**WHAT TO WORK ON:** Restate the whole listing below word for word and keep the images out.

-- MATERIAL FOR THE TASK follows --

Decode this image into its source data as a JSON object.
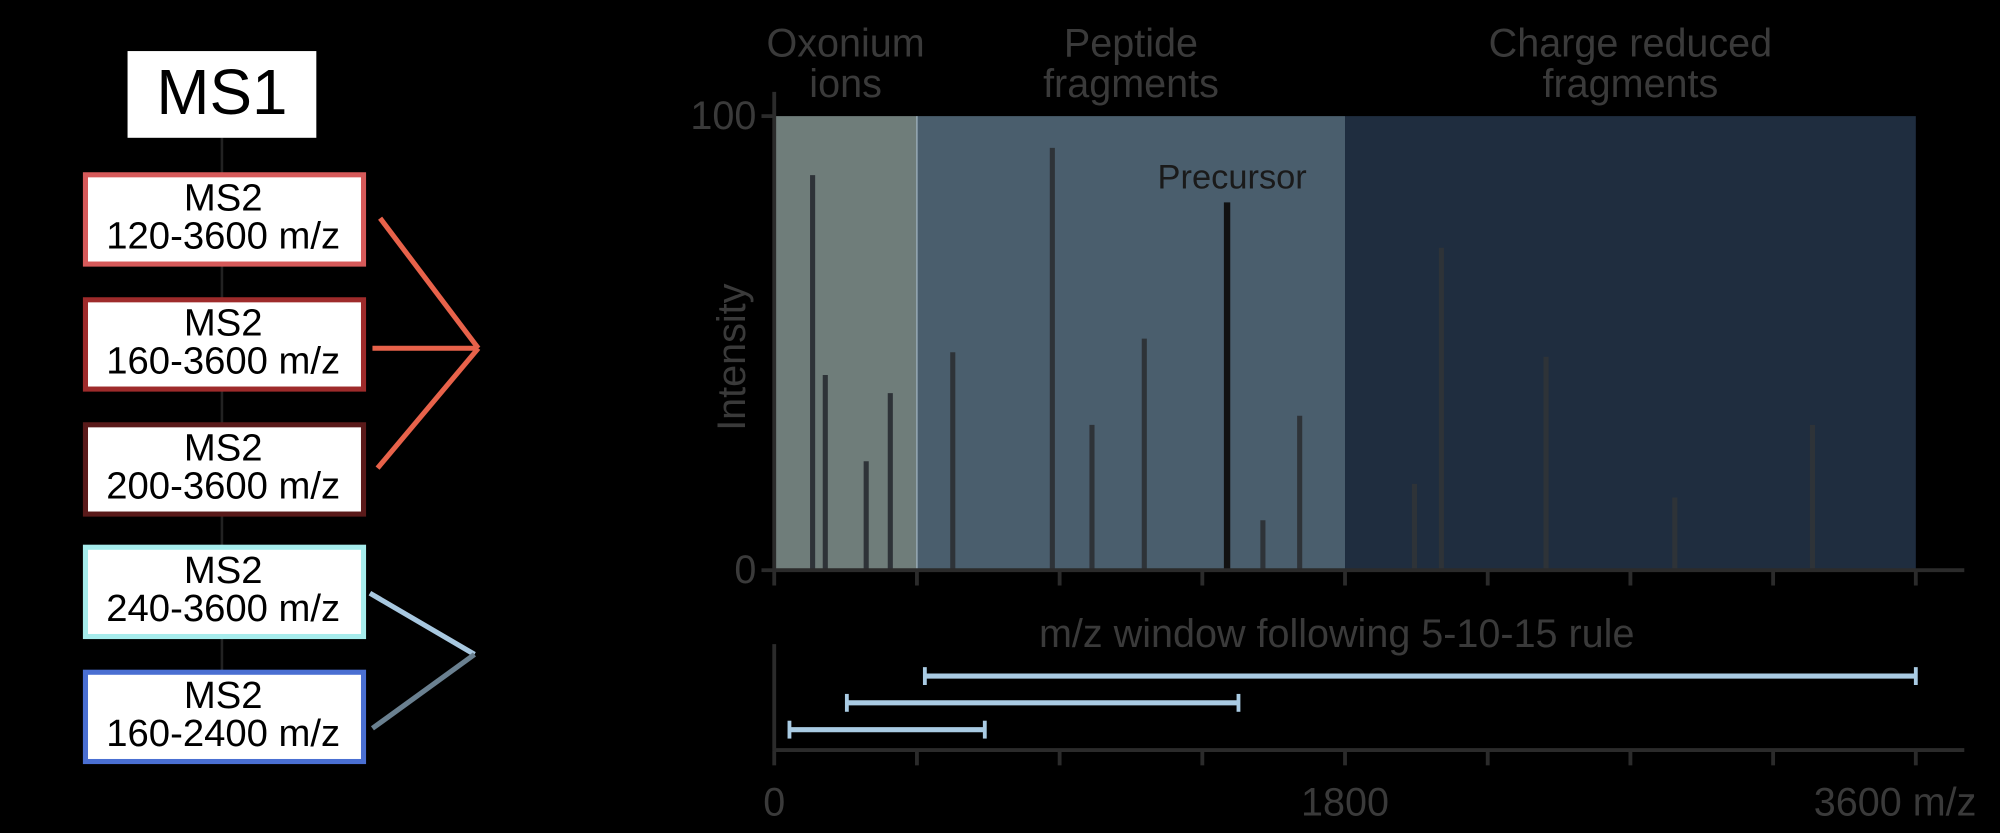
{
  "ms1": "MS1",
  "ms2_boxes": [
    {
      "line1": "MS2",
      "line2": "120-3600 m/z",
      "color": "#d65a5a"
    },
    {
      "line1": "MS2",
      "line2": "160-3600 m/z",
      "color": "#9e2b2b"
    },
    {
      "line1": "MS2",
      "line2": "200-3600 m/z",
      "color": "#5a1a1a"
    },
    {
      "line1": "MS2",
      "line2": "240-3600 m/z",
      "color": "#a6ecec"
    },
    {
      "line1": "MS2",
      "line2": "160-2400 m/z",
      "color": "#4a6fd2"
    }
  ],
  "chart_data": {
    "type": "stem",
    "y_label": "Intensity",
    "regions": [
      {
        "label_lines": [
          "Oxonium",
          "ions"
        ],
        "xrange": [
          0,
          450
        ],
        "color": "#6f7d7a"
      },
      {
        "label_lines": [
          "Peptide",
          "fragments"
        ],
        "xrange": [
          450,
          1800
        ],
        "color": "#4a5e6d"
      },
      {
        "label_lines": [
          "Charge reduced",
          "fragments"
        ],
        "xrange": [
          1800,
          3600
        ],
        "color": "#1f2d3f"
      }
    ],
    "x": [
      121,
      161,
      290,
      366,
      563,
      877,
      1002,
      1167,
      1541,
      1657,
      2019,
      2104,
      2434,
      2840,
      3274
    ],
    "values": [
      87,
      43,
      24,
      39,
      48,
      93,
      32,
      51,
      11,
      34,
      19,
      71,
      47,
      16,
      32
    ],
    "color": "#2e3338",
    "precursor": {
      "label": "Precursor",
      "x": 1428,
      "value": 81,
      "color": "#111111"
    },
    "xlim": [
      0,
      3600
    ],
    "ylim": [
      0,
      100
    ],
    "xticks": [
      0,
      1800,
      {
        "value": 3600,
        "label": "3600 m/z"
      }
    ],
    "xminor_ticks": [
      450,
      900,
      1350,
      2250,
      2700,
      3150
    ],
    "yticks": [
      0,
      100
    ],
    "windows": {
      "title": "m/z window following 5-10-15 rule",
      "color": "#a9cbe3",
      "ranges": [
        [
          475,
          3600
        ],
        [
          229,
          1464
        ],
        [
          48,
          664
        ]
      ]
    }
  }
}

-- MATERIAL FOR THE TASK concluded --

**ANSWER TO THIS TASK:**
Decode this image into its source data as a JSON object.
{
  "ms1": "MS1",
  "ms2_boxes": [
    {
      "line1": "MS2",
      "line2": "120-3600 m/z",
      "color": "#d65a5a"
    },
    {
      "line1": "MS2",
      "line2": "160-3600 m/z",
      "color": "#9e2b2b"
    },
    {
      "line1": "MS2",
      "line2": "200-3600 m/z",
      "color": "#5a1a1a"
    },
    {
      "line1": "MS2",
      "line2": "240-3600 m/z",
      "color": "#a6ecec"
    },
    {
      "line1": "MS2",
      "line2": "160-2400 m/z",
      "color": "#4a6fd2"
    }
  ],
  "chart_data": {
    "type": "stem",
    "y_label": "Intensity",
    "regions": [
      {
        "label_lines": [
          "Oxonium",
          "ions"
        ],
        "xrange": [
          0,
          450
        ],
        "color": "#6f7d7a"
      },
      {
        "label_lines": [
          "Peptide",
          "fragments"
        ],
        "xrange": [
          450,
          1800
        ],
        "color": "#4a5e6d"
      },
      {
        "label_lines": [
          "Charge reduced",
          "fragments"
        ],
        "xrange": [
          1800,
          3600
        ],
        "color": "#1f2d3f"
      }
    ],
    "x": [
      121,
      161,
      290,
      366,
      563,
      877,
      1002,
      1167,
      1541,
      1657,
      2019,
      2104,
      2434,
      2840,
      3274
    ],
    "values": [
      87,
      43,
      24,
      39,
      48,
      93,
      32,
      51,
      11,
      34,
      19,
      71,
      47,
      16,
      32
    ],
    "color": "#2e3338",
    "precursor": {
      "label": "Precursor",
      "x": 1428,
      "value": 81,
      "color": "#111111"
    },
    "xlim": [
      0,
      3600
    ],
    "ylim": [
      0,
      100
    ],
    "xticks": [
      0,
      1800,
      {
        "value": 3600,
        "label": "3600 m/z"
      }
    ],
    "xminor_ticks": [
      450,
      900,
      1350,
      2250,
      2700,
      3150
    ],
    "yticks": [
      0,
      100
    ],
    "windows": {
      "title": "m/z window following 5-10-15 rule",
      "color": "#a9cbe3",
      "ranges": [
        [
          475,
          3600
        ],
        [
          229,
          1464
        ],
        [
          48,
          664
        ]
      ]
    }
  }
}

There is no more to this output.